• Problem to solve
Could you give the data below again, exactly and completely?

Collected data
※ ※ ※

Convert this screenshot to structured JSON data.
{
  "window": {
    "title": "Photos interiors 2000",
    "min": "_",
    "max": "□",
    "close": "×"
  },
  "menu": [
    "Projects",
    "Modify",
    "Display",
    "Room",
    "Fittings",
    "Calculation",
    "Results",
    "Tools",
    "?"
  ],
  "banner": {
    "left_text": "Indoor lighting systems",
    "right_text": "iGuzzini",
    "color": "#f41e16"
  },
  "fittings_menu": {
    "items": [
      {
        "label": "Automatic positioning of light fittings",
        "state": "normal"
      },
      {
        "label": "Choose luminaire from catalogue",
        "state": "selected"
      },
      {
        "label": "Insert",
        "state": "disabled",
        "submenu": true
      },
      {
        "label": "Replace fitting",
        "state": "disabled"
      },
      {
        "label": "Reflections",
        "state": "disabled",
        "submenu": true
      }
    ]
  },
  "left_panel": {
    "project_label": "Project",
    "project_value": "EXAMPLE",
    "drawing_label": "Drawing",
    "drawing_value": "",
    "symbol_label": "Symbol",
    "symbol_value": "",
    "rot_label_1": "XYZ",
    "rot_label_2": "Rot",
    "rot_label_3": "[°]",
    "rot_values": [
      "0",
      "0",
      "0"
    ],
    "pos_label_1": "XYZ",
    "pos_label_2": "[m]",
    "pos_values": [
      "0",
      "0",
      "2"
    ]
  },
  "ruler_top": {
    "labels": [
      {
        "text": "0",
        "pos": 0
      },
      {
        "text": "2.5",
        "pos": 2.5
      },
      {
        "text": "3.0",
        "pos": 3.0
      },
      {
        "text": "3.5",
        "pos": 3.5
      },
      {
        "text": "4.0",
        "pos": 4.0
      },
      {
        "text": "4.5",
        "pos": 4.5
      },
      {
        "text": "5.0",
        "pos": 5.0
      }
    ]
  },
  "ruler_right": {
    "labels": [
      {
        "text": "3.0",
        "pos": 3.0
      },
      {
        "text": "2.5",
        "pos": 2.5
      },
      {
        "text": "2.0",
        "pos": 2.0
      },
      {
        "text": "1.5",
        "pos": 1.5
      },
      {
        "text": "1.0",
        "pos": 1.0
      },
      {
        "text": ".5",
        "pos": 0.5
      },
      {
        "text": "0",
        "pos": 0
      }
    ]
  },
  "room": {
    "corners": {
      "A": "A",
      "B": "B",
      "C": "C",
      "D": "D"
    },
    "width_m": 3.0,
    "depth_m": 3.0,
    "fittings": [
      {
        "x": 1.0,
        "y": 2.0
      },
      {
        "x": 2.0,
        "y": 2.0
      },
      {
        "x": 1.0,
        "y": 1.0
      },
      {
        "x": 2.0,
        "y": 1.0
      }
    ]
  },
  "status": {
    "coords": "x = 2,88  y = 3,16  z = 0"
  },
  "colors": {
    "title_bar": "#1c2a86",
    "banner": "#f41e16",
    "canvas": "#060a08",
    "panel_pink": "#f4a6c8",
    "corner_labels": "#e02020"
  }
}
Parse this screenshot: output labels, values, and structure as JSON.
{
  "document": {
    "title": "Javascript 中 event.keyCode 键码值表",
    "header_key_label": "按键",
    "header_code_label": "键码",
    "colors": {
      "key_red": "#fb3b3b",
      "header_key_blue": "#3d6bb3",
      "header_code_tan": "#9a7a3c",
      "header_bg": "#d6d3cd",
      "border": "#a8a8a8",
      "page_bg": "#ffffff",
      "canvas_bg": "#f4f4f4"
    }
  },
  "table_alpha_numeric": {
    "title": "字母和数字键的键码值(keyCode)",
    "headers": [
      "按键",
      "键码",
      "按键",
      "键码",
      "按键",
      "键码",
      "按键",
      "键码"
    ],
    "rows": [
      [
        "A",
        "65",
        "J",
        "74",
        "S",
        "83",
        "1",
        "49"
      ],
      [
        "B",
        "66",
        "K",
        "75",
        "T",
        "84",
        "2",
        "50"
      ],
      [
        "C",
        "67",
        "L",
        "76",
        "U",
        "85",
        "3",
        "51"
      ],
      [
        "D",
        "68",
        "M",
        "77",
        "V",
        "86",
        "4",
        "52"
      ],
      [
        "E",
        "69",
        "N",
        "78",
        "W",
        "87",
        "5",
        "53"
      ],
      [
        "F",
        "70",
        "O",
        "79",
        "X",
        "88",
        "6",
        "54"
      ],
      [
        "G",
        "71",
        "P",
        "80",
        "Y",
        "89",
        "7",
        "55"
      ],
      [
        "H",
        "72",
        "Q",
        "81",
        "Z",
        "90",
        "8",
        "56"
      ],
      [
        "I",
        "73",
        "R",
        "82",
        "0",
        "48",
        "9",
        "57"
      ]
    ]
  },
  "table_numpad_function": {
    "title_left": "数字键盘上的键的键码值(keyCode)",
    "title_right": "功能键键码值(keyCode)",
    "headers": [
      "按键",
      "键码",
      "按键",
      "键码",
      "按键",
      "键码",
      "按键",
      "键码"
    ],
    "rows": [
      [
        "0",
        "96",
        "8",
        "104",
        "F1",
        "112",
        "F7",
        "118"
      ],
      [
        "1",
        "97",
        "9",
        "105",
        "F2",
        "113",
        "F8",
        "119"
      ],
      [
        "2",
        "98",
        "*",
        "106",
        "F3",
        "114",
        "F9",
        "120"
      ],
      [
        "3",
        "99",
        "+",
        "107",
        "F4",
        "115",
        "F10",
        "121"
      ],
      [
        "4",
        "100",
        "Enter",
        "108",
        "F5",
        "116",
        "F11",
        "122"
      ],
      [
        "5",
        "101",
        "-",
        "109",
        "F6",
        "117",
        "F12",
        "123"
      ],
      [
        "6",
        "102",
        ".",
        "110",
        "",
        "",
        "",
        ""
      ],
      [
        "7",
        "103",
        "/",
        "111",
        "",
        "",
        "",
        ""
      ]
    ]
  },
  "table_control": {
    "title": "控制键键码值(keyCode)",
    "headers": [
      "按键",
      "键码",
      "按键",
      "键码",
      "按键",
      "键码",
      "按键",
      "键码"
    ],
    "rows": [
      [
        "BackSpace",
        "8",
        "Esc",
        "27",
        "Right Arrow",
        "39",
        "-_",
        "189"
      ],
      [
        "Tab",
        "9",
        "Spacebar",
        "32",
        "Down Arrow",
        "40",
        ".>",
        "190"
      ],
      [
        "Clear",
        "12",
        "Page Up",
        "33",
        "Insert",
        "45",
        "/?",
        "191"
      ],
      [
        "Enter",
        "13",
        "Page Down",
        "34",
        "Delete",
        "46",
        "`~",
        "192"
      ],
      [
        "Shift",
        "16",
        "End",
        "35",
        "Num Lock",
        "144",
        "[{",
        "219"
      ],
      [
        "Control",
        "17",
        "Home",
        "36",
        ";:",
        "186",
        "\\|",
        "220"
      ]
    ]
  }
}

※ ※ ※

• Correct response
Convert this screenshot to structured JSON data.
{
  "window": {
    "title": "Photos interiors 2000",
    "min": "_",
    "max": "□",
    "close": "×"
  },
  "menu": [
    "Projects",
    "Modify",
    "Display",
    "Room",
    "Fittings",
    "Calculation",
    "Results",
    "Tools",
    "?"
  ],
  "banner": {
    "left_text": "Indoor lighting systems",
    "right_text": "iGuzzini",
    "color": "#f41e16"
  },
  "fittings_menu": {
    "items": [
      {
        "label": "Automatic positioning of light fittings",
        "state": "normal"
      },
      {
        "label": "Choose luminaire from catalogue",
        "state": "selected"
      },
      {
        "label": "Insert",
        "state": "disabled",
        "submenu": true
      },
      {
        "label": "Replace fitting",
        "state": "disabled"
      },
      {
        "label": "Reflections",
        "state": "disabled",
        "submenu": true
      }
    ]
  },
  "left_panel": {
    "project_label": "Project",
    "project_value": "EXAMPLE",
    "drawing_label": "Drawing",
    "drawing_value": "",
    "symbol_label": "Symbol",
    "symbol_value": "",
    "rot_label_1": "XYZ",
    "rot_label_2": "Rot",
    "rot_label_3": "[°]",
    "rot_values": [
      "0",
      "0",
      "0"
    ],
    "pos_label_1": "XYZ",
    "pos_label_2": "[m]",
    "pos_values": [
      "0",
      "0",
      "2"
    ]
  },
  "ruler_top": {
    "labels": [
      {
        "text": "0",
        "pos": 0
      },
      {
        "text": "2.5",
        "pos": 2.5
      },
      {
        "text": "3.0",
        "pos": 3.0
      },
      {
        "text": "3.5",
        "pos": 3.5
      },
      {
        "text": "4.0",
        "pos": 4.0
      },
      {
        "text": "4.5",
        "pos": 4.5
      },
      {
        "text": "5.0",
        "pos": 5.0
      }
    ]
  },
  "ruler_right": {
    "labels": [
      {
        "text": "3.0",
        "pos": 3.0
      },
      {
        "text": "2.5",
        "pos": 2.5
      },
      {
        "text": "2.0",
        "pos": 2.0
      },
      {
        "text": "1.5",
        "pos": 1.5
      },
      {
        "text": "1.0",
        "pos": 1.0
      },
      {
        "text": ".5",
        "pos": 0.5
      },
      {
        "text": "0",
        "pos": 0
      }
    ]
  },
  "room": {
    "corners": {
      "A": "A",
      "B": "B",
      "C": "C",
      "D": "D"
    },
    "width_m": 3.0,
    "depth_m": 3.0,
    "fittings": [
      {
        "x": 1.0,
        "y": 2.0
      },
      {
        "x": 2.0,
        "y": 2.0
      },
      {
        "x": 1.0,
        "y": 1.0
      },
      {
        "x": 2.0,
        "y": 1.0
      }
    ]
  },
  "status": {
    "coords": "x = 2,88  y = 3,16  z = 0"
  },
  "colors": {
    "title_bar": "#1c2a86",
    "banner": "#f41e16",
    "canvas": "#060a08",
    "panel_pink": "#f4a6c8",
    "corner_labels": "#e02020"
  }
}
Parse this screenshot: output labels, values, and structure as JSON.
{
  "document": {
    "title": "Javascript 中 event.keyCode 键码值表",
    "header_key_label": "按键",
    "header_code_label": "键码",
    "colors": {
      "key_red": "#fb3b3b",
      "header_key_blue": "#3d6bb3",
      "header_code_tan": "#9a7a3c",
      "header_bg": "#d6d3cd",
      "border": "#a8a8a8",
      "page_bg": "#ffffff",
      "canvas_bg": "#f4f4f4"
    }
  },
  "table_alpha_numeric": {
    "title": "字母和数字键的键码值(keyCode)",
    "headers": [
      "按键",
      "键码",
      "按键",
      "键码",
      "按键",
      "键码",
      "按键",
      "键码"
    ],
    "rows": [
      [
        "A",
        "65",
        "J",
        "74",
        "S",
        "83",
        "1",
        "49"
      ],
      [
        "B",
        "66",
        "K",
        "75",
        "T",
        "84",
        "2",
        "50"
      ],
      [
        "C",
        "67",
        "L",
        "76",
        "U",
        "85",
        "3",
        "51"
      ],
      [
        "D",
        "68",
        "M",
        "77",
        "V",
        "86",
        "4",
        "52"
      ],
      [
        "E",
        "69",
        "N",
        "78",
        "W",
        "87",
        "5",
        "53"
      ],
      [
        "F",
        "70",
        "O",
        "79",
        "X",
        "88",
        "6",
        "54"
      ],
      [
        "G",
        "71",
        "P",
        "80",
        "Y",
        "89",
        "7",
        "55"
      ],
      [
        "H",
        "72",
        "Q",
        "81",
        "Z",
        "90",
        "8",
        "56"
      ],
      [
        "I",
        "73",
        "R",
        "82",
        "0",
        "48",
        "9",
        "57"
      ]
    ]
  },
  "table_numpad_function": {
    "title_left": "数字键盘上的键的键码值(keyCode)",
    "title_right": "功能键键码值(keyCode)",
    "headers": [
      "按键",
      "键码",
      "按键",
      "键码",
      "按键",
      "键码",
      "按键",
      "键码"
    ],
    "rows": [
      [
        "0",
        "96",
        "8",
        "104",
        "F1",
        "112",
        "F7",
        "118"
      ],
      [
        "1",
        "97",
        "9",
        "105",
        "F2",
        "113",
        "F8",
        "119"
      ],
      [
        "2",
        "98",
        "*",
        "106",
        "F3",
        "114",
        "F9",
        "120"
      ],
      [
        "3",
        "99",
        "+",
        "107",
        "F4",
        "115",
        "F10",
        "121"
      ],
      [
        "4",
        "100",
        "Enter",
        "108",
        "F5",
        "116",
        "F11",
        "122"
      ],
      [
        "5",
        "101",
        "-",
        "109",
        "F6",
        "117",
        "F12",
        "123"
      ],
      [
        "6",
        "102",
        ".",
        "110",
        "",
        "",
        "",
        ""
      ],
      [
        "7",
        "103",
        "/",
        "111",
        "",
        "",
        "",
        ""
      ]
    ]
  },
  "table_control": {
    "title": "控制键键码值(keyCode)",
    "headers": [
      "按键",
      "键码",
      "按键",
      "键码",
      "按键",
      "键码",
      "按键",
      "键码"
    ],
    "rows": [
      [
        "BackSpace",
        "8",
        "Esc",
        "27",
        "Right Arrow",
        "39",
        "-_",
        "189"
      ],
      [
        "Tab",
        "9",
        "Spacebar",
        "32",
        "Down Arrow",
        "40",
        ".>",
        "190"
      ],
      [
        "Clear",
        "12",
        "Page Up",
        "33",
        "Insert",
        "45",
        "/?",
        "191"
      ],
      [
        "Enter",
        "13",
        "Page Down",
        "34",
        "Delete",
        "46",
        "`~",
        "192"
      ],
      [
        "Shift",
        "16",
        "End",
        "35",
        "Num Lock",
        "144",
        "[{",
        "219"
      ],
      [
        "Control",
        "17",
        "Home",
        "36",
        ";:",
        "186",
        "\\|",
        "220"
      ]
    ]
  }
}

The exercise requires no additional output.